+++ Material provided +++

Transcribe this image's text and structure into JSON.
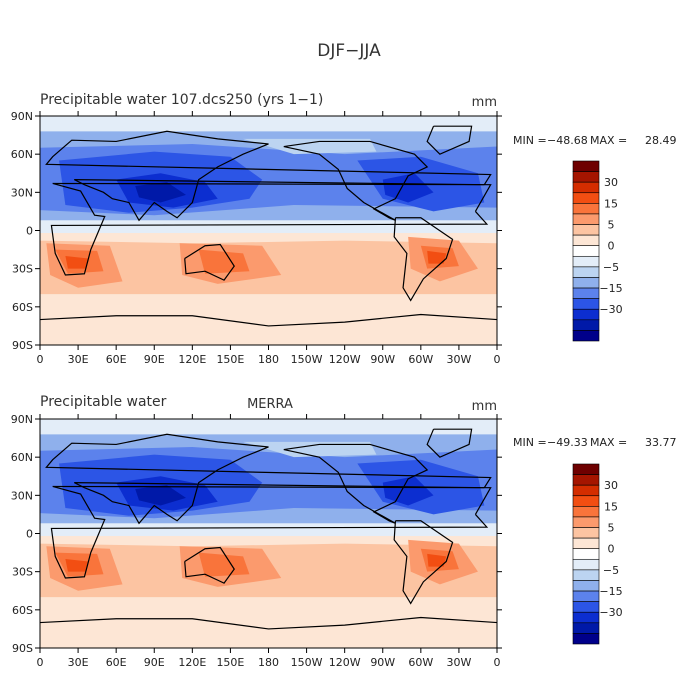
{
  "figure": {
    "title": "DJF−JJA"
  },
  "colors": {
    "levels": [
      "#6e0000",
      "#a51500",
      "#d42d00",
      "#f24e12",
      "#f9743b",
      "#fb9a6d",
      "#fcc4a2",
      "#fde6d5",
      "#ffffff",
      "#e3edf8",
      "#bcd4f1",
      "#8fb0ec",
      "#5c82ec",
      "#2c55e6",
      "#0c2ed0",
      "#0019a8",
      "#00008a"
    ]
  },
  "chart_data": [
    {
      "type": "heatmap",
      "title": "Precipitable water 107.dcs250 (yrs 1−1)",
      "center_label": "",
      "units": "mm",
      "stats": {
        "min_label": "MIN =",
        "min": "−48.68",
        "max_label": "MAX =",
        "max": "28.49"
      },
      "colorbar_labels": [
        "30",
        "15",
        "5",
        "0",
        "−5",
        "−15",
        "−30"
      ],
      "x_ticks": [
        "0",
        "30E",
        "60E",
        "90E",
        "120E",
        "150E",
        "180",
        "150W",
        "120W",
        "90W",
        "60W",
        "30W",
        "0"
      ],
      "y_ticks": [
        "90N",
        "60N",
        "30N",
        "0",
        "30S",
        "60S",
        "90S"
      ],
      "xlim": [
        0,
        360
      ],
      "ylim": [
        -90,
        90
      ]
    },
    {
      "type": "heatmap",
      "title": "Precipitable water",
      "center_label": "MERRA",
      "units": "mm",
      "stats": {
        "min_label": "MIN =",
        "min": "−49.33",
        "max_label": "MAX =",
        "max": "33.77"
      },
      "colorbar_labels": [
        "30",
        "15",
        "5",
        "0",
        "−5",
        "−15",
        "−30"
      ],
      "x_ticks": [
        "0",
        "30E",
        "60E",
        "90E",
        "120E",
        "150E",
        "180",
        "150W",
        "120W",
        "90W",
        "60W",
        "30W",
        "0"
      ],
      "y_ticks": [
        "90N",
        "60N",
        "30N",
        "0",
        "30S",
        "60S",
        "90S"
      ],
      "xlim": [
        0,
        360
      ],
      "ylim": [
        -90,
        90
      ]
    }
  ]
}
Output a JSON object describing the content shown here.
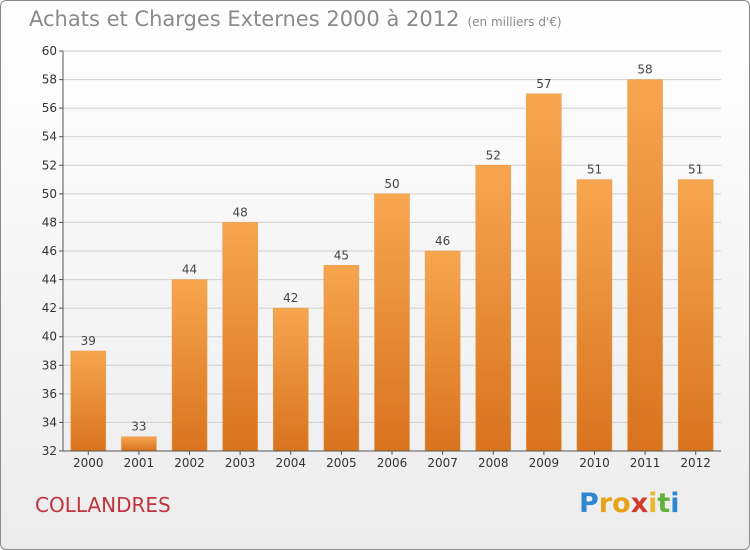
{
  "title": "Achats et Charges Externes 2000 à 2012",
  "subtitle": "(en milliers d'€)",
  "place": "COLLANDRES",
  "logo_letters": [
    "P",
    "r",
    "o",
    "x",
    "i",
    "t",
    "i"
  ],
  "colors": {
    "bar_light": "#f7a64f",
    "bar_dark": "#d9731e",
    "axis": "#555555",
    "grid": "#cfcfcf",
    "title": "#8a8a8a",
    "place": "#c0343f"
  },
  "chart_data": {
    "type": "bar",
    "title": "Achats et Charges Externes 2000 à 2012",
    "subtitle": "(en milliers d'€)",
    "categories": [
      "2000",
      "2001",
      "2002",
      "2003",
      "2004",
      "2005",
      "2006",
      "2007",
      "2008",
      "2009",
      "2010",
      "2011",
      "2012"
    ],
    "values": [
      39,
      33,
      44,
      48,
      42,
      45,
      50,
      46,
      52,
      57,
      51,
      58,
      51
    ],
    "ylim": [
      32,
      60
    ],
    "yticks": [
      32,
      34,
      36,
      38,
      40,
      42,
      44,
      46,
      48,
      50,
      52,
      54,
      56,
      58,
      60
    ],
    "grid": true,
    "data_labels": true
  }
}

+++
+++ Material provided +++

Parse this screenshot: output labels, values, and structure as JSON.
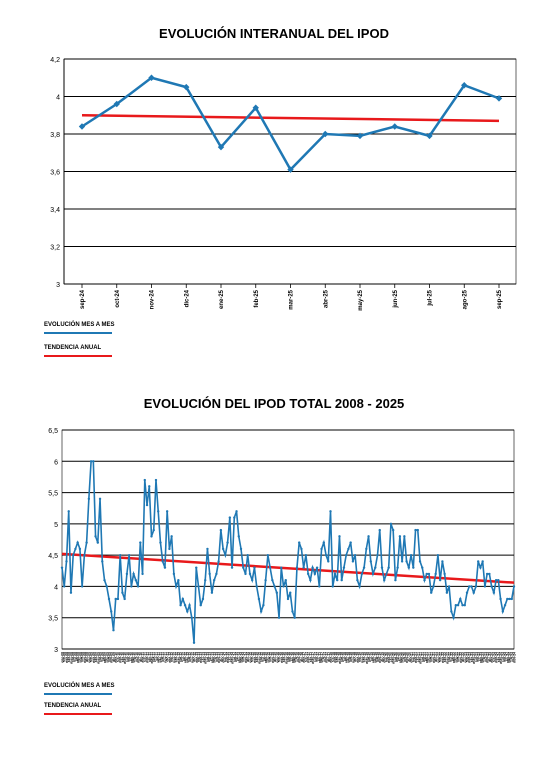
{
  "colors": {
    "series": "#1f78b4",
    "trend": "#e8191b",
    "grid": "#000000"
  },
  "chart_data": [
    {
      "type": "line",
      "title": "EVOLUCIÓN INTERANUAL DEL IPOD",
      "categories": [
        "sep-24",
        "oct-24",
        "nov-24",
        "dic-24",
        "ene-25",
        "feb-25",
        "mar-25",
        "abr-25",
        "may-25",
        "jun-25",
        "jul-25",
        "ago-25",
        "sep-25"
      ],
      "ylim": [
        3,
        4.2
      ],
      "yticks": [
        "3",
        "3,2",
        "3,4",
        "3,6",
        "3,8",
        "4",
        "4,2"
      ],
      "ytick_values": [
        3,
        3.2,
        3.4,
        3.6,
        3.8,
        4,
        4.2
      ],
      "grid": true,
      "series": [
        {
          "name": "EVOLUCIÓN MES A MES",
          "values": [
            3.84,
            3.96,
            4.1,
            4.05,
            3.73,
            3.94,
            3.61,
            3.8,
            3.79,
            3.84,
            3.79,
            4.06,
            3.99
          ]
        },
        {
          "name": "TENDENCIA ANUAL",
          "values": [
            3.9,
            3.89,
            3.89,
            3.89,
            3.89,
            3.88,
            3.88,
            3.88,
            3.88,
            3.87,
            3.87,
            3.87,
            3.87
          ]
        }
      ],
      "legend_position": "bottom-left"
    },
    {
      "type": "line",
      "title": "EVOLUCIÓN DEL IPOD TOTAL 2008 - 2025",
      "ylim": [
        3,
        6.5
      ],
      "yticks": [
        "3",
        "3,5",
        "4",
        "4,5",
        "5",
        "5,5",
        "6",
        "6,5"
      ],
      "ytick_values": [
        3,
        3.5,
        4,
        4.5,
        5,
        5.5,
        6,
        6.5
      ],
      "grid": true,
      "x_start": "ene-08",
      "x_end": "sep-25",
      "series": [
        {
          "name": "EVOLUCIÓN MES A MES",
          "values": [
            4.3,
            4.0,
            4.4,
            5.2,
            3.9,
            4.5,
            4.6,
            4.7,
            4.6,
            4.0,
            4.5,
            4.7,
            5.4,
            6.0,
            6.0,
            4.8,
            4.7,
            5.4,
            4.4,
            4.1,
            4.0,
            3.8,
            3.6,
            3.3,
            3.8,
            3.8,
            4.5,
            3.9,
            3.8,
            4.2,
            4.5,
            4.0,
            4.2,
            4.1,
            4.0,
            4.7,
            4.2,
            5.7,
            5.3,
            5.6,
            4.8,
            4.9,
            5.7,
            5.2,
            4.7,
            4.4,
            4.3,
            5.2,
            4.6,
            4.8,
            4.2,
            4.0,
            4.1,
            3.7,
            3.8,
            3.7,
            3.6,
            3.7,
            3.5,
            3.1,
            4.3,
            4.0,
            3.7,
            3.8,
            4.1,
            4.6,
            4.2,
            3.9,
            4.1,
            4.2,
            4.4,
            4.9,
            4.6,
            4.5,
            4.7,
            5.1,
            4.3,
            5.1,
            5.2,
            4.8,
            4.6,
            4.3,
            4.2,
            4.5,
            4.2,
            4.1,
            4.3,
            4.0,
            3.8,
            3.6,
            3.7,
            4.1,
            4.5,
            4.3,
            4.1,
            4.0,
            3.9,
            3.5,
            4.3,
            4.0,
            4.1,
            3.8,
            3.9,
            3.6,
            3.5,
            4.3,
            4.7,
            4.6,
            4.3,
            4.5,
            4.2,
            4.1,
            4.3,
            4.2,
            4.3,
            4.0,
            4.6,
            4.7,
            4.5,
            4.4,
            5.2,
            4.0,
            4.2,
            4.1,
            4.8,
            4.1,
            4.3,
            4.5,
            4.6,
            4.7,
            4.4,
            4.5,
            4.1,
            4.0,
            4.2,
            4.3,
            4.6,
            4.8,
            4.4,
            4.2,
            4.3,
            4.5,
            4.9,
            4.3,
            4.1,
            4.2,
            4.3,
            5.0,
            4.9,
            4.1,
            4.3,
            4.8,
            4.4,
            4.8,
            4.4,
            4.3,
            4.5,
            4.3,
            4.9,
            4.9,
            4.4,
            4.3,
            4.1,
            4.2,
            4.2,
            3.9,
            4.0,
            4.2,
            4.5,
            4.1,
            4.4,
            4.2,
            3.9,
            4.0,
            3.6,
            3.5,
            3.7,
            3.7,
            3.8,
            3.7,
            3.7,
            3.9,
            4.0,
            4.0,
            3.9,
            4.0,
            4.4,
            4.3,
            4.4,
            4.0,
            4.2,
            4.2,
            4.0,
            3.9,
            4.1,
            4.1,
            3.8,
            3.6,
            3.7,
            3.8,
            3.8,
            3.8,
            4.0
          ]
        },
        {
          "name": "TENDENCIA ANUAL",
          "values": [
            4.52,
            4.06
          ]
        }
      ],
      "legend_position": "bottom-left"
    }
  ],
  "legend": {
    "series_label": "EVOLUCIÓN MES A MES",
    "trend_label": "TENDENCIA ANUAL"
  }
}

+++
+++ Material provided +++

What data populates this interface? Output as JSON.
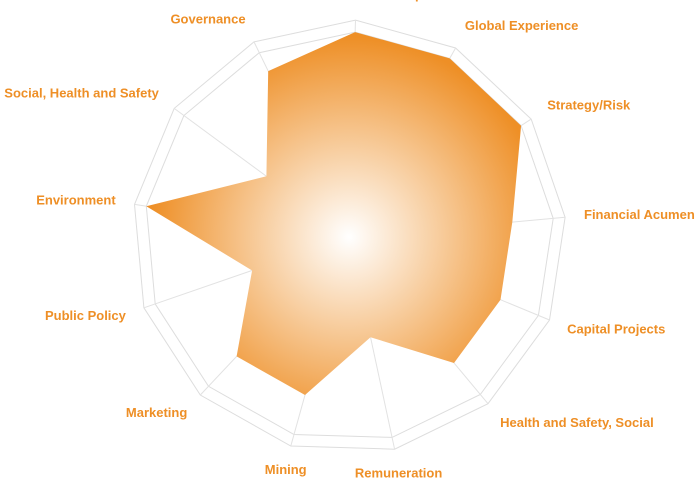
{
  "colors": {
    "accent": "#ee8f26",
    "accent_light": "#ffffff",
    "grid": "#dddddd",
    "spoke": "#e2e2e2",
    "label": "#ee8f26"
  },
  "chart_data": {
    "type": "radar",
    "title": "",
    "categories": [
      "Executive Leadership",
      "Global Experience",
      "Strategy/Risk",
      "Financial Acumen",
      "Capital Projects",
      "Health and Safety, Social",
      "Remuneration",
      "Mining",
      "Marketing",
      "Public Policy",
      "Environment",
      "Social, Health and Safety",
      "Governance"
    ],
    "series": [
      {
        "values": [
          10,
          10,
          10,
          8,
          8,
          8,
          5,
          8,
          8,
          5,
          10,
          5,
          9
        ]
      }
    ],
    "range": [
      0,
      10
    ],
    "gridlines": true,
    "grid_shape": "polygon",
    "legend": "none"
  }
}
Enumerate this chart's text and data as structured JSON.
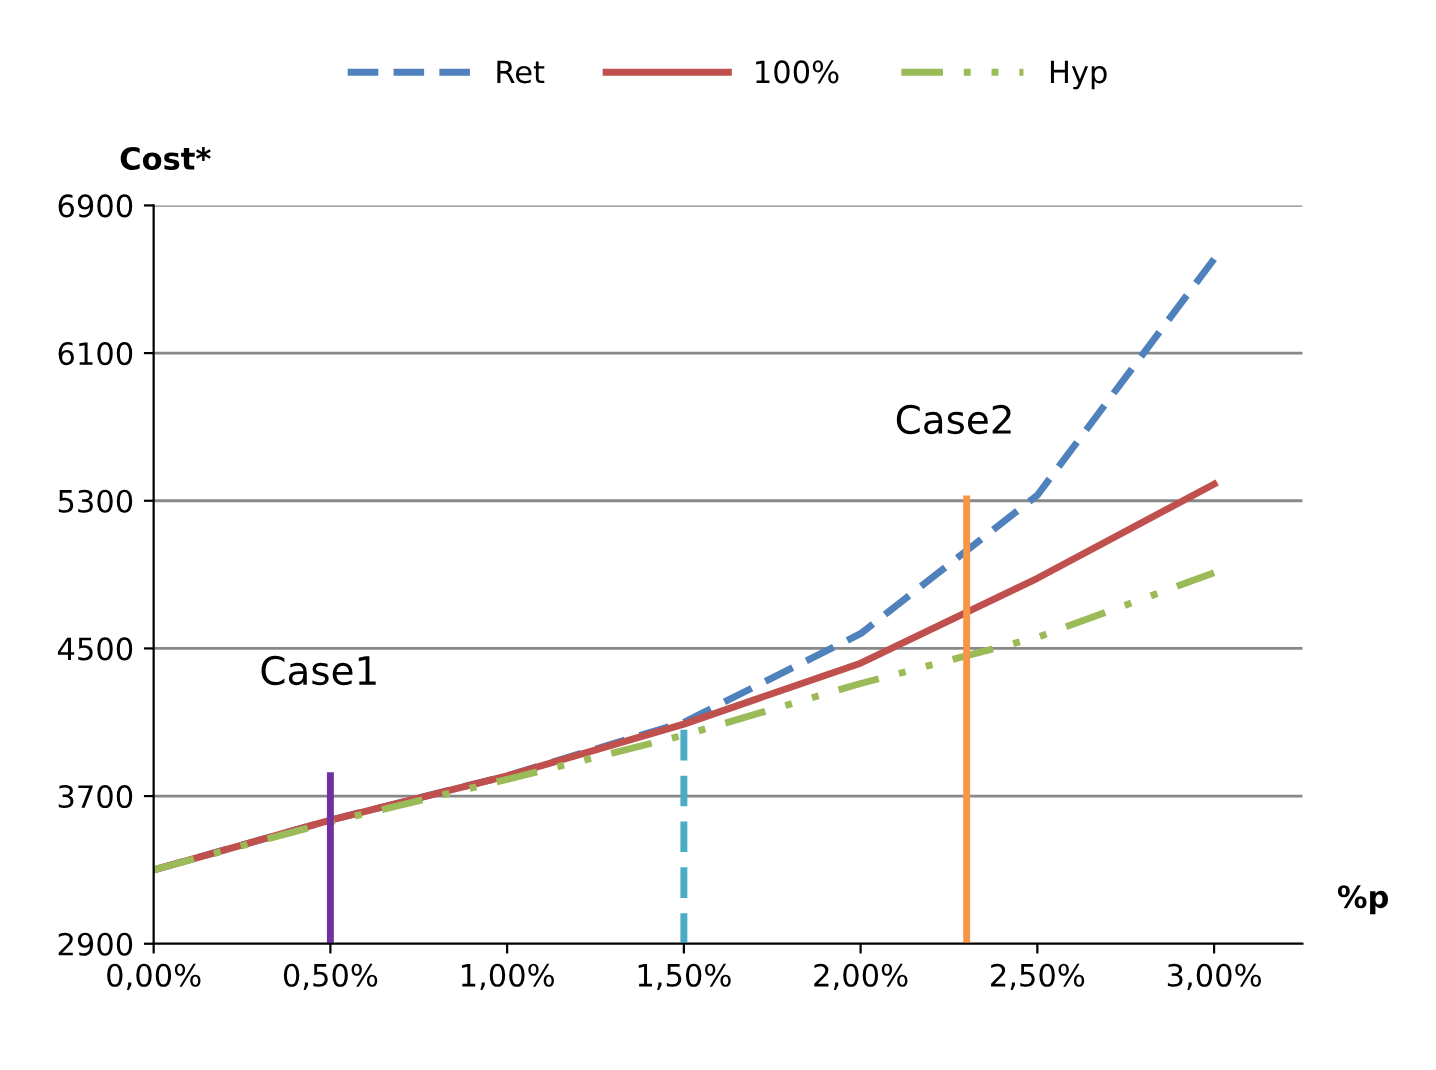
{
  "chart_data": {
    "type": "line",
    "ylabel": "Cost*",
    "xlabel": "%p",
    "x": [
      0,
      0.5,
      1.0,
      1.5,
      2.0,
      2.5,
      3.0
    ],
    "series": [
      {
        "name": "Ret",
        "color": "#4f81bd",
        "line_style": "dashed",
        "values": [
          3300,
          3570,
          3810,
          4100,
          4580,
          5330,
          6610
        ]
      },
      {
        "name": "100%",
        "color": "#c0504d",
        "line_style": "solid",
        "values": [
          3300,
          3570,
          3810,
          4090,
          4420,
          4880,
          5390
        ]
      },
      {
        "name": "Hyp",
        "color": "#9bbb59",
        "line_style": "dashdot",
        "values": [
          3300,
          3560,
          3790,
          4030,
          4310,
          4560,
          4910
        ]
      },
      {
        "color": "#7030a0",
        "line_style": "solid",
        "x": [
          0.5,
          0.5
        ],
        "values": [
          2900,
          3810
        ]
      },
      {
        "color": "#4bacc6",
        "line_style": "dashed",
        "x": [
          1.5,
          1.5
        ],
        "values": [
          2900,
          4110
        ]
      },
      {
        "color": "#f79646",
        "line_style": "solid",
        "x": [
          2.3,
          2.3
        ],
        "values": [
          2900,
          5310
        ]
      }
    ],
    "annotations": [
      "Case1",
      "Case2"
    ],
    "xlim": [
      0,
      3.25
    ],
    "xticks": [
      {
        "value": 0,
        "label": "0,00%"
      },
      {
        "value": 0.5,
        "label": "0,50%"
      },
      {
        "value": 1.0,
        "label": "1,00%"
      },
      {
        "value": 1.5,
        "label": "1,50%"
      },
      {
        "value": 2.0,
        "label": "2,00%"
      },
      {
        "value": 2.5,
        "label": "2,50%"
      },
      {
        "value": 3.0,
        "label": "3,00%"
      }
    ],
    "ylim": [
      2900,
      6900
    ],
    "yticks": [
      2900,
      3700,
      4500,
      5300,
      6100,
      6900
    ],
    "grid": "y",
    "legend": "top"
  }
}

+++

- **Exercise instructions**:
Wherever a line in the data above holds "this", copy that line.

- **Exercise solution**:
Transcribe this image's text and structure into JSON.
Parse this screenshot: output labels, values, and structure as JSON.
What data populates this interface? Output as JSON.
Enumerate this chart's text and data as structured JSON.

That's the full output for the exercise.